## Exercise goal
Reply with one number: how many lines contain the word "name".

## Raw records

★ ★ ★ ★ ★

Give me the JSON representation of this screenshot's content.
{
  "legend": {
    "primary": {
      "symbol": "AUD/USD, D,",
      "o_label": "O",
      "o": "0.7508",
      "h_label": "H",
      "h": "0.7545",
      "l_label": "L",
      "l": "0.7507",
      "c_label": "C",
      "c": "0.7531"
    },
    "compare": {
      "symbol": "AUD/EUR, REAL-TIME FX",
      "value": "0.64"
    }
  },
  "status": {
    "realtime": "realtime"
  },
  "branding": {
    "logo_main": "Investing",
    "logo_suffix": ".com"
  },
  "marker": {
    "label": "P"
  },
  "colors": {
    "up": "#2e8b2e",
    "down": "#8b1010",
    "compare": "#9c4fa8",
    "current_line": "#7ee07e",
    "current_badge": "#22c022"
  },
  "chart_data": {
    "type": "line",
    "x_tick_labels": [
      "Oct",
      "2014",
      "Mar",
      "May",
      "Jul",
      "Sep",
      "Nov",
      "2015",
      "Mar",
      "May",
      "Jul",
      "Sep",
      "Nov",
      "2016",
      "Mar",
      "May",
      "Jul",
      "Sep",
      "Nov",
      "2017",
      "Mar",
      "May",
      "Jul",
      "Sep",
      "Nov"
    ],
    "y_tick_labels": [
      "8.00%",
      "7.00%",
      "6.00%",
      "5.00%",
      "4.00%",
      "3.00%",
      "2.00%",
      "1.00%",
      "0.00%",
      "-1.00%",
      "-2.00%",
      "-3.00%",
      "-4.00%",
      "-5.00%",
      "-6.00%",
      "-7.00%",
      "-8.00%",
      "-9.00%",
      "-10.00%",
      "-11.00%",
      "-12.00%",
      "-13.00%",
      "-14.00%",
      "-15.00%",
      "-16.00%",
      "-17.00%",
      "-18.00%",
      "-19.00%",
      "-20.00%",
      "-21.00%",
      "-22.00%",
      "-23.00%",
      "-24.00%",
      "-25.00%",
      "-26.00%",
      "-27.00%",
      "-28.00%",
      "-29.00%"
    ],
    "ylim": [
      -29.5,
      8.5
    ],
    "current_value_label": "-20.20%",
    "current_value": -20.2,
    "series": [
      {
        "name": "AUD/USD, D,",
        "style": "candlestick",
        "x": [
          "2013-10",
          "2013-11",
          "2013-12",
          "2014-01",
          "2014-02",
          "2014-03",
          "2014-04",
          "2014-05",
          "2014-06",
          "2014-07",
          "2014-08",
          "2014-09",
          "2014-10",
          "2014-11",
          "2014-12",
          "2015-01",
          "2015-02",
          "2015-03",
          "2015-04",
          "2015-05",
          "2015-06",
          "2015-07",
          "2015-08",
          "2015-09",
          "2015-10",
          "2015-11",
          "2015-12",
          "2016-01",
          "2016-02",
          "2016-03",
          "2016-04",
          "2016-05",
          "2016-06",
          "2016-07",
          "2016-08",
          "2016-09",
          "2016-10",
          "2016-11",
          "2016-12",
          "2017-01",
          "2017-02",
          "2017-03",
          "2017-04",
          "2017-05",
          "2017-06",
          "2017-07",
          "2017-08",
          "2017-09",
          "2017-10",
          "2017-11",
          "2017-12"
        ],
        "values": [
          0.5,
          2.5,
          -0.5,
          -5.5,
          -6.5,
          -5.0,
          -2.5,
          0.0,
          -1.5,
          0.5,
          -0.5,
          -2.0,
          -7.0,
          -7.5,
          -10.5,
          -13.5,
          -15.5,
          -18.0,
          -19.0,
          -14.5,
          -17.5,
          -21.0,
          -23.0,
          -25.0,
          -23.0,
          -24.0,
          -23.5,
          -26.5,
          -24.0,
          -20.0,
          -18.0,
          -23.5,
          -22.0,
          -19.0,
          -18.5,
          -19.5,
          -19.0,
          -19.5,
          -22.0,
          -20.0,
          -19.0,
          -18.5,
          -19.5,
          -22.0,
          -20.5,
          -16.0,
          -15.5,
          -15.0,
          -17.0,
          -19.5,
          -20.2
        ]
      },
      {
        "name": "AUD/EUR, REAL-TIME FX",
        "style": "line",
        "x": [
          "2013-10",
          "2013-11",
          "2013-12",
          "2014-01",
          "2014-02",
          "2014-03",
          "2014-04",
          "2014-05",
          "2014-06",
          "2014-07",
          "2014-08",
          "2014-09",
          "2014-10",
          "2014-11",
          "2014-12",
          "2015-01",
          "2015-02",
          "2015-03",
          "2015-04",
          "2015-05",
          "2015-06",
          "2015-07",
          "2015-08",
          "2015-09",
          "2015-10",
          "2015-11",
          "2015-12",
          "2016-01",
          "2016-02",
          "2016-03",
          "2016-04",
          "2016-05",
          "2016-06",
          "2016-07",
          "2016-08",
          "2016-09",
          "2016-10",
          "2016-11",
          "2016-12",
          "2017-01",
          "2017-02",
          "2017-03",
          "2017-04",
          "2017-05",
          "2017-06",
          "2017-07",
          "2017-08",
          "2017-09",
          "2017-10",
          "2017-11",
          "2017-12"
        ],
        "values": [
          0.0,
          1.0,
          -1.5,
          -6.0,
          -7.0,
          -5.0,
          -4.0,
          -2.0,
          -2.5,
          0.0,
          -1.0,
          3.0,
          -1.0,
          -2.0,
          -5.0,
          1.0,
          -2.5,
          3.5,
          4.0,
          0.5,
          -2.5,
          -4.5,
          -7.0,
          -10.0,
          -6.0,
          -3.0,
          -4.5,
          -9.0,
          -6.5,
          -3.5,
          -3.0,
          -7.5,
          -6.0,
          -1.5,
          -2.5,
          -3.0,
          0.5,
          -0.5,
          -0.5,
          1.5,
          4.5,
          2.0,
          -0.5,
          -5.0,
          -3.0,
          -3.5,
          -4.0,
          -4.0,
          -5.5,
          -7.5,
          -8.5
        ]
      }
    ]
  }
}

★ ★ ★ ★ ★

## Full answer
2